■ Aim of the exercise
Write the records out again, keeping each line exactly as it is.

::: Records to use

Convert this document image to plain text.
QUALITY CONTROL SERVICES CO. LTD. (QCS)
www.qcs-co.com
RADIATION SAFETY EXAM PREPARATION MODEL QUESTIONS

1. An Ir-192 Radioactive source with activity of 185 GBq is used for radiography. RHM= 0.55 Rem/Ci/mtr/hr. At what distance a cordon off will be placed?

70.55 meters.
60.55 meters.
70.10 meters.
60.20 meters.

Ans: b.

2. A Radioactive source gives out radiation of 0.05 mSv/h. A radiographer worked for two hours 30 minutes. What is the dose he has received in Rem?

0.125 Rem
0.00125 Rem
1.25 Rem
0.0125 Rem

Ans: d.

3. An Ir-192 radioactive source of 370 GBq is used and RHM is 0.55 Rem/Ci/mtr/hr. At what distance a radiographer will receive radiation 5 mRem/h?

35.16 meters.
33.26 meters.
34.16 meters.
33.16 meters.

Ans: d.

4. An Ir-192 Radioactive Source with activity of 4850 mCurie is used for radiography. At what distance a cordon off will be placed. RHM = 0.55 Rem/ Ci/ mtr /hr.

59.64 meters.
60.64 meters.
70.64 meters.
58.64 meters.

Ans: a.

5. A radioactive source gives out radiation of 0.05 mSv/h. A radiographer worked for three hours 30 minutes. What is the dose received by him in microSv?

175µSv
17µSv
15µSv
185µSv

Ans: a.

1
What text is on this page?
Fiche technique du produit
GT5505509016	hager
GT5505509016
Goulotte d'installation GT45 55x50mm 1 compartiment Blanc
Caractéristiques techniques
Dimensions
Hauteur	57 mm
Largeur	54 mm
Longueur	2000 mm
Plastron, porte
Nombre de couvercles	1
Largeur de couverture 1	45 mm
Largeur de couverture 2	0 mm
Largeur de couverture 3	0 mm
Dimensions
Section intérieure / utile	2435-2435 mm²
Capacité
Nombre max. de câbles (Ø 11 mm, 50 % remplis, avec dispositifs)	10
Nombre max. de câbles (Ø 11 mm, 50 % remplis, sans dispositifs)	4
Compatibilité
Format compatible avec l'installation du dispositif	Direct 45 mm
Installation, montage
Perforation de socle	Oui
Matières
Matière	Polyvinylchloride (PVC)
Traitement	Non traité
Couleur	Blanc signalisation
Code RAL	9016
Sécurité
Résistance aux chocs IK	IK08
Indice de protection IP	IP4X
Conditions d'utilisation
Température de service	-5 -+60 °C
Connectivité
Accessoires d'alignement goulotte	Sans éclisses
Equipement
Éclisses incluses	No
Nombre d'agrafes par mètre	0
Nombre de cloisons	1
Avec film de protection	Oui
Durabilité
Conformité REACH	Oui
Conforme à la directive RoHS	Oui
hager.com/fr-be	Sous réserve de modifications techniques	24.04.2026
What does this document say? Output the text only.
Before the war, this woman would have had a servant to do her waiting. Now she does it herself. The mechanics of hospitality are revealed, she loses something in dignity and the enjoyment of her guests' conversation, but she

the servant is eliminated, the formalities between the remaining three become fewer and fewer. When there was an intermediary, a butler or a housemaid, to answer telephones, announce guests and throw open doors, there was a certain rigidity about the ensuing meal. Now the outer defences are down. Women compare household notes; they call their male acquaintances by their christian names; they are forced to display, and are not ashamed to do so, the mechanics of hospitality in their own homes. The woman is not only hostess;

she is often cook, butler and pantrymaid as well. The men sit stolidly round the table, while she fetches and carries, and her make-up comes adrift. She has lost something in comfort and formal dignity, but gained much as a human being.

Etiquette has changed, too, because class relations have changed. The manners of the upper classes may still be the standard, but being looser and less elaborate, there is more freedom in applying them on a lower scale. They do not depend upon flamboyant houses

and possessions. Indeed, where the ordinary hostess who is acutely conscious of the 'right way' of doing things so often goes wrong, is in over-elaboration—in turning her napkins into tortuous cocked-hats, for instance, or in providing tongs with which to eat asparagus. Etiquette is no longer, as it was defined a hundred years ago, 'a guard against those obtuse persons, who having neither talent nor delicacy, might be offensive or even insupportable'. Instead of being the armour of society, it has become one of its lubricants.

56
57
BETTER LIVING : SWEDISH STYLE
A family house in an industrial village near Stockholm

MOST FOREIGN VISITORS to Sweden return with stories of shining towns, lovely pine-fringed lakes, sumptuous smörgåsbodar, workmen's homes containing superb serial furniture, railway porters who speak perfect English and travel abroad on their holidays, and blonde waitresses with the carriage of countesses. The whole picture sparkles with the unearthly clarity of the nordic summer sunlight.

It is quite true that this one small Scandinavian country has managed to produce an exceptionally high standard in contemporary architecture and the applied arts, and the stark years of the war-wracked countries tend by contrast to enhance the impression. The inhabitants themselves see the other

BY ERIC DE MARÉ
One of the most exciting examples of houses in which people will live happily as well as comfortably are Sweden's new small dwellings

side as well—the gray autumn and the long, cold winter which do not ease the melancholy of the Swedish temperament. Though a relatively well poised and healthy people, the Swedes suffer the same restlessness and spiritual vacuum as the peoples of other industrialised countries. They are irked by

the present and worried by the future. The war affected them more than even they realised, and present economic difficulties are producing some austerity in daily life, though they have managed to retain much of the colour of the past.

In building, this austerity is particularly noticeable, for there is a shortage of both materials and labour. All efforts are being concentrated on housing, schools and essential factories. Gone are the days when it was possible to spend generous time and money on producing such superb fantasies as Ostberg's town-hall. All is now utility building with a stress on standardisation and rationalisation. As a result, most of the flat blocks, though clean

::::::

■ Worked answer
Convert this document image to plain text.
QUALITY CONTROL SERVICES CO. LTD. (QCS)
www.qcs-co.com
RADIATION SAFETY EXAM PREPARATION MODEL QUESTIONS

1. An Ir-192 Radioactive source with activity of 185 GBq is used for radiography. RHM= 0.55 Rem/Ci/mtr/hr. At what distance a cordon off will be placed?

70.55 meters.
60.55 meters.
70.10 meters.
60.20 meters.

Ans: b.

2. A Radioactive source gives out radiation of 0.05 mSv/h. A radiographer worked for two hours 30 minutes. What is the dose he has received in Rem?

0.125 Rem
0.00125 Rem
1.25 Rem
0.0125 Rem

Ans: d.

3. An Ir-192 radioactive source of 370 GBq is used and RHM is 0.55 Rem/Ci/mtr/hr. At what distance a radiographer will receive radiation 5 mRem/h?

35.16 meters.
33.26 meters.
34.16 meters.
33.16 meters.

Ans: d.

4. An Ir-192 Radioactive Source with activity of 4850 mCurie is used for radiography. At what distance a cordon off will be placed. RHM = 0.55 Rem/ Ci/ mtr /hr.

59.64 meters.
60.64 meters.
70.64 meters.
58.64 meters.

Ans: a.

5. A radioactive source gives out radiation of 0.05 mSv/h. A radiographer worked for three hours 30 minutes. What is the dose received by him in microSv?

175µSv
17µSv
15µSv
185µSv

Ans: a.

1
What text is on this page?
Fiche technique du produit
GT5505509016	hager
GT5505509016
Goulotte d'installation GT45 55x50mm 1 compartiment Blanc
Caractéristiques techniques
Dimensions
Hauteur	57 mm
Largeur	54 mm
Longueur	2000 mm
Plastron, porte
Nombre de couvercles	1
Largeur de couverture 1	45 mm
Largeur de couverture 2	0 mm
Largeur de couverture 3	0 mm
Dimensions
Section intérieure / utile	2435-2435 mm²
Capacité
Nombre max. de câbles (Ø 11 mm, 50 % remplis, avec dispositifs)	10
Nombre max. de câbles (Ø 11 mm, 50 % remplis, sans dispositifs)	4
Compatibilité
Format compatible avec l'installation du dispositif	Direct 45 mm
Installation, montage
Perforation de socle	Oui
Matières
Matière	Polyvinylchloride (PVC)
Traitement	Non traité
Couleur	Blanc signalisation
Code RAL	9016
Sécurité
Résistance aux chocs IK	IK08
Indice de protection IP	IP4X
Conditions d'utilisation
Température de service	-5 -+60 °C
Connectivité
Accessoires d'alignement goulotte	Sans éclisses
Equipement
Éclisses incluses	No
Nombre d'agrafes par mètre	0
Nombre de cloisons	1
Avec film de protection	Oui
Durabilité
Conformité REACH	Oui
Conforme à la directive RoHS	Oui
hager.com/fr-be	Sous réserve de modifications techniques	24.04.2026
What does this document say? Output the text only.
Before the war, this woman would have had a servant to do her waiting. Now she does it herself. The mechanics of hospitality are revealed, she loses something in dignity and the enjoyment of her guests' conversation, but she

the servant is eliminated, the formalities between the remaining three become fewer and fewer. When there was an intermediary, a butler or a housemaid, to answer telephones, announce guests and throw open doors, there was a certain rigidity about the ensuing meal. Now the outer defences are down. Women compare household notes; they call their male acquaintances by their christian names; they are forced to display, and are not ashamed to do so, the mechanics of hospitality in their own homes. The woman is not only hostess;

she is often cook, butler and pantrymaid as well. The men sit stolidly round the table, while she fetches and carries, and her make-up comes adrift. She has lost something in comfort and formal dignity, but gained much as a human being.

Etiquette has changed, too, because class relations have changed. The manners of the upper classes may still be the standard, but being looser and less elaborate, there is more freedom in applying them on a lower scale. They do not depend upon flamboyant houses

and possessions. Indeed, where the ordinary hostess who is acutely conscious of the 'right way' of doing things so often goes wrong, is in over-elaboration—in turning her napkins into tortuous cocked-hats, for instance, or in providing tongs with which to eat asparagus. Etiquette is no longer, as it was defined a hundred years ago, 'a guard against those obtuse persons, who having neither talent nor delicacy, might be offensive or even insupportable'. Instead of being the armour of society, it has become one of its lubricants.

56
57
BETTER LIVING : SWEDISH STYLE
A family house in an industrial village near Stockholm

MOST FOREIGN VISITORS to Sweden return with stories of shining towns, lovely pine-fringed lakes, sumptuous smörgåsbodar, workmen's homes containing superb serial furniture, railway porters who speak perfect English and travel abroad on their holidays, and blonde waitresses with the carriage of countesses. The whole picture sparkles with the unearthly clarity of the nordic summer sunlight.

It is quite true that this one small Scandinavian country has managed to produce an exceptionally high standard in contemporary architecture and the applied arts, and the stark years of the war-wracked countries tend by contrast to enhance the impression. The inhabitants themselves see the other

BY ERIC DE MARÉ
One of the most exciting examples of houses in which people will live happily as well as comfortably are Sweden's new small dwellings

side as well—the gray autumn and the long, cold winter which do not ease the melancholy of the Swedish temperament. Though a relatively well poised and healthy people, the Swedes suffer the same restlessness and spiritual vacuum as the peoples of other industrialised countries. They are irked by

the present and worried by the future. The war affected them more than even they realised, and present economic difficulties are producing some austerity in daily life, though they have managed to retain much of the colour of the past.

In building, this austerity is particularly noticeable, for there is a shortage of both materials and labour. All efforts are being concentrated on housing, schools and essential factories. Gone are the days when it was possible to spend generous time and money on producing such superb fantasies as Ostberg's town-hall. All is now utility building with a stress on standardisation and rationalisation. As a result, most of the flat blocks, though clean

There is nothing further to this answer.